(A block of data)
* * * * * * *

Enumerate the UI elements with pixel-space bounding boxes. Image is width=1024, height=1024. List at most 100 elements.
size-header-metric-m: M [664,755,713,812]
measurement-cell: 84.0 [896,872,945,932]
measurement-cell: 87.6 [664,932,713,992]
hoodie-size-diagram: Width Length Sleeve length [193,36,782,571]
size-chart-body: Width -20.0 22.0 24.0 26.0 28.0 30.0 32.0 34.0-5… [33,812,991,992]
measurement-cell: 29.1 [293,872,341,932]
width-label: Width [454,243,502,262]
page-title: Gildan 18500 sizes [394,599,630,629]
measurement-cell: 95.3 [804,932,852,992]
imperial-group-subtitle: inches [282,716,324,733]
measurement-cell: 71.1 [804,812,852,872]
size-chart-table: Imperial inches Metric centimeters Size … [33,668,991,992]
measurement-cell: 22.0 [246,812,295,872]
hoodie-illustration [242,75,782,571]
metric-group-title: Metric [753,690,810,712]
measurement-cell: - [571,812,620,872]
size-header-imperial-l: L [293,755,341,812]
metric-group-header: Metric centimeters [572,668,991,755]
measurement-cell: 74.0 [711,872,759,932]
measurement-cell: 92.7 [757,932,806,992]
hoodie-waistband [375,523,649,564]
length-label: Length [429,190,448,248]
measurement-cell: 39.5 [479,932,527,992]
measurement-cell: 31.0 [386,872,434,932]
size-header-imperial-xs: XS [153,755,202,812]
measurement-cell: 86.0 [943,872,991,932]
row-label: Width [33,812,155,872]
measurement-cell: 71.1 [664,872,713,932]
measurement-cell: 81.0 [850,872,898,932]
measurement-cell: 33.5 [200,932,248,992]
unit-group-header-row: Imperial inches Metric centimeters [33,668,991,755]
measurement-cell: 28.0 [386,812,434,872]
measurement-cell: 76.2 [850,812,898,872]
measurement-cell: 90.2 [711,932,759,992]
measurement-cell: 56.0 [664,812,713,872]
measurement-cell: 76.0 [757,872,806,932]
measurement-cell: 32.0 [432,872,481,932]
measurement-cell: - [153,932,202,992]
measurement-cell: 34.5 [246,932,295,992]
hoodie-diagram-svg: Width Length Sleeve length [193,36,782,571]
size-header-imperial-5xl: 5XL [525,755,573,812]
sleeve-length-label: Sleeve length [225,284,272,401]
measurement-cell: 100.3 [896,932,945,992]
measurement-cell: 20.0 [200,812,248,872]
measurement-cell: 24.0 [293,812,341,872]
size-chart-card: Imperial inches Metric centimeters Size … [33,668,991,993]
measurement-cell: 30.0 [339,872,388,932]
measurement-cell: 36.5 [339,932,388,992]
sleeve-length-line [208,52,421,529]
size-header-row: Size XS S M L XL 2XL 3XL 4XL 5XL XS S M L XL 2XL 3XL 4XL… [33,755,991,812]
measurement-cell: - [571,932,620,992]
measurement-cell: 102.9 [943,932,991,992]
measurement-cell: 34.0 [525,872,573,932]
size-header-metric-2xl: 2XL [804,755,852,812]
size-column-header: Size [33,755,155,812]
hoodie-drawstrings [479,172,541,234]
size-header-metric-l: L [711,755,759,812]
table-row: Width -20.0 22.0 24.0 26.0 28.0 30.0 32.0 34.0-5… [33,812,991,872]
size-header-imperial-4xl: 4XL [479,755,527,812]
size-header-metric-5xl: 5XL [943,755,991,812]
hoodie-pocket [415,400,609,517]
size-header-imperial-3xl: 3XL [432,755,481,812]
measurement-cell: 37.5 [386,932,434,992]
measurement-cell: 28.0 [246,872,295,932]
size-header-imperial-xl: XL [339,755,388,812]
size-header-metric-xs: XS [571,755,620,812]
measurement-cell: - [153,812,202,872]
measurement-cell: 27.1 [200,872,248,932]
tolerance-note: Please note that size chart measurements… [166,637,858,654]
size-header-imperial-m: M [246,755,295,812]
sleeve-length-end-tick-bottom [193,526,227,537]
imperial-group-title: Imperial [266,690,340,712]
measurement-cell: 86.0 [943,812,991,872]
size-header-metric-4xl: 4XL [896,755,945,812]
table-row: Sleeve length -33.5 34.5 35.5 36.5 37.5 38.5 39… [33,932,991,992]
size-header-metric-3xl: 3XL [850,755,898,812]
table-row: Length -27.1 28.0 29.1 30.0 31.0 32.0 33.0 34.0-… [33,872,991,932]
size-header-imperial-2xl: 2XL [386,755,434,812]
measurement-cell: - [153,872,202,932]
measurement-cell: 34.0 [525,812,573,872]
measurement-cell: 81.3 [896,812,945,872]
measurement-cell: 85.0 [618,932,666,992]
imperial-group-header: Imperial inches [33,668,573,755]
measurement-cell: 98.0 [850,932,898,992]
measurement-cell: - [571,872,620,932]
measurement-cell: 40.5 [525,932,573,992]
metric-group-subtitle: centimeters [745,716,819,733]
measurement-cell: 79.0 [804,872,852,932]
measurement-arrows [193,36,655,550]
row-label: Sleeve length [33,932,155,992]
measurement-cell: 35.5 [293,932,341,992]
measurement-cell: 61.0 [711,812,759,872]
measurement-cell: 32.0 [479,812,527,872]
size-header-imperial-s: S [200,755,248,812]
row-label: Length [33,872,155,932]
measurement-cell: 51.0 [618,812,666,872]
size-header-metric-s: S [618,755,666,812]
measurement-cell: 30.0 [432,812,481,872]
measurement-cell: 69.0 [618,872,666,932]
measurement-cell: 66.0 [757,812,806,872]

* * * * * * *

Please quote the records above from the first line up to and including the line with "measurement-cell: 95.3 [804,932,852,992]".

# WRITTEN ANSWER
Enumerate the UI elements with pixel-space bounding boxes. Image is width=1024, height=1024. List at most 100 elements.
size-header-metric-m: M [664,755,713,812]
measurement-cell: 84.0 [896,872,945,932]
measurement-cell: 87.6 [664,932,713,992]
hoodie-size-diagram: Width Length Sleeve length [193,36,782,571]
size-chart-body: Width -20.0 22.0 24.0 26.0 28.0 30.0 32.0 34.0-5… [33,812,991,992]
measurement-cell: 29.1 [293,872,341,932]
width-label: Width [454,243,502,262]
page-title: Gildan 18500 sizes [394,599,630,629]
measurement-cell: 95.3 [804,932,852,992]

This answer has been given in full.